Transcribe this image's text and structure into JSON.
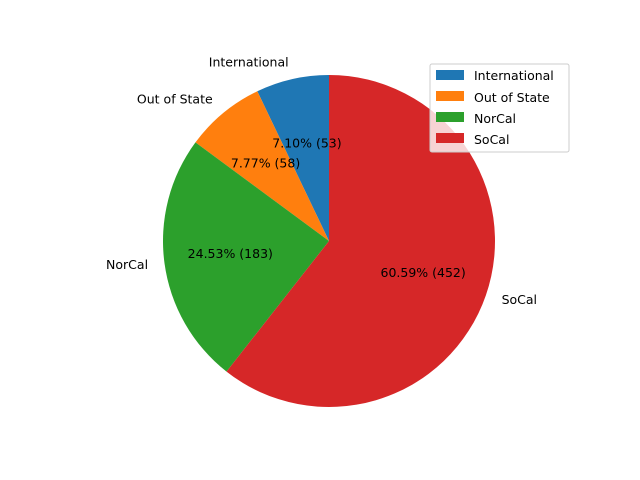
{
  "chart_data": {
    "type": "pie",
    "title": "",
    "categories": [
      "International",
      "Out of State",
      "NorCal",
      "SoCal"
    ],
    "values": [
      53,
      58,
      183,
      452
    ],
    "percent_labels": [
      "7.10%  (53)",
      "7.77%  (58)",
      "24.53%  (183)",
      "60.59%  (452)"
    ],
    "colors": [
      "#1f77b4",
      "#ff7f0e",
      "#2ca02c",
      "#d62728"
    ],
    "start_angle_deg": 90,
    "direction": "counterclockwise",
    "legend": {
      "placement": "upper right",
      "entries": [
        "International",
        "Out of State",
        "NorCal",
        "SoCal"
      ]
    }
  }
}
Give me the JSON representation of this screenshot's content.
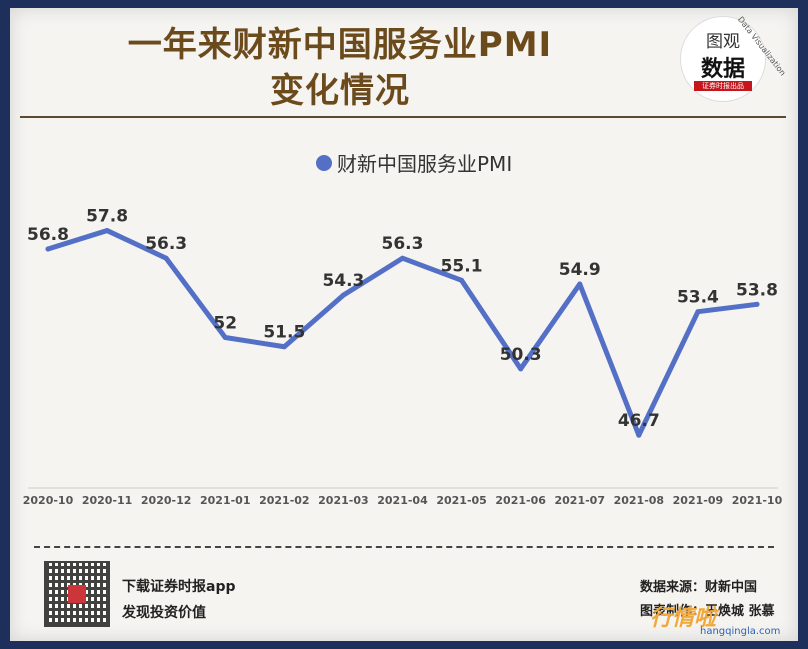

[Objective] Restate the records word for word, omitting images.

[Answer to the exercise]
Transcribe this image's text and structure into JSON.
{
  "chart_data": {
    "type": "pie",
    "title": "",
    "categories": [
      "International",
      "Out of State",
      "NorCal",
      "SoCal"
    ],
    "values": [
      53,
      58,
      183,
      452
    ],
    "percent_labels": [
      "7.10%  (53)",
      "7.77%  (58)",
      "24.53%  (183)",
      "60.59%  (452)"
    ],
    "colors": [
      "#1f77b4",
      "#ff7f0e",
      "#2ca02c",
      "#d62728"
    ],
    "start_angle_deg": 90,
    "direction": "counterclockwise",
    "legend": {
      "placement": "upper right",
      "entries": [
        "International",
        "Out of State",
        "NorCal",
        "SoCal"
      ]
    }
  }
}
Give me the JSON representation of this screenshot's content.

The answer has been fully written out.